▶ **Directions**
Reproduce each line exactly, including spacing and punctuation.
* START Data excerpts *
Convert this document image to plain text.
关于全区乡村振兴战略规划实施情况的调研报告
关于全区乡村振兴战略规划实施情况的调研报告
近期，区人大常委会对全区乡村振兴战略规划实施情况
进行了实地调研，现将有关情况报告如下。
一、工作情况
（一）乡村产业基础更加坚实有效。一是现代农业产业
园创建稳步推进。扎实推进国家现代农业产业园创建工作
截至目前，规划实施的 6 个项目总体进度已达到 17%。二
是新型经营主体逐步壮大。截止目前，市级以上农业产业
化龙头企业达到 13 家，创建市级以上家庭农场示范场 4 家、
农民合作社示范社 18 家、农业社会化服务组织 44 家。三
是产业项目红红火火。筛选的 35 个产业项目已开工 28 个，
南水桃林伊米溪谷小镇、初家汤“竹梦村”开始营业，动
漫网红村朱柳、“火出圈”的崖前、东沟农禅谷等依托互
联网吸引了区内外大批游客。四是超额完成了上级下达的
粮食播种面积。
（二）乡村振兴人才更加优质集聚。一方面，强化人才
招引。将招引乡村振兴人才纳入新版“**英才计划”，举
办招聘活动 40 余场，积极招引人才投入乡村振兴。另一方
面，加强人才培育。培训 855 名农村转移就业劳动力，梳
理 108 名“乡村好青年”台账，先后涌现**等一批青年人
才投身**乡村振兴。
* END Data excerpts *
▶ **Task output**
Convert this document image to plain text.
关于全区乡村振兴战略规划实施情况的调研报告
关于全区乡村振兴战略规划实施情况的调研报告
近期，区人大常委会对全区乡村振兴战略规划实施情况
进行了实地调研，现将有关情况报告如下。
一、工作情况
（一）乡村产业基础更加坚实有效。一是现代农业产业
园创建稳步推进。扎实推进国家现代农业产业园创建工作
截至目前，规划实施的 6 个项目总体进度已达到 17%。二
是新型经营主体逐步壮大。截止目前，市级以上农业产业
化龙头企业达到 13 家，创建市级以上家庭农场示范场 4 家、
农民合作社示范社 18 家、农业社会化服务组织 44 家。三
是产业项目红红火火。筛选的 35 个产业项目已开工 28 个，
南水桃林伊米溪谷小镇、初家汤“竹梦村”开始营业，动
漫网红村朱柳、“火出圈”的崖前、东沟农禅谷等依托互
联网吸引了区内外大批游客。四是超额完成了上级下达的
粮食播种面积。
（二）乡村振兴人才更加优质集聚。一方面，强化人才
招引。将招引乡村振兴人才纳入新版“**英才计划”，举
办招聘活动 40 余场，积极招引人才投入乡村振兴。另一方
面，加强人才培育。培训 855 名农村转移就业劳动力，梳
理 108 名“乡村好青年”台账，先后涌现**等一批青年人
才投身**乡村振兴。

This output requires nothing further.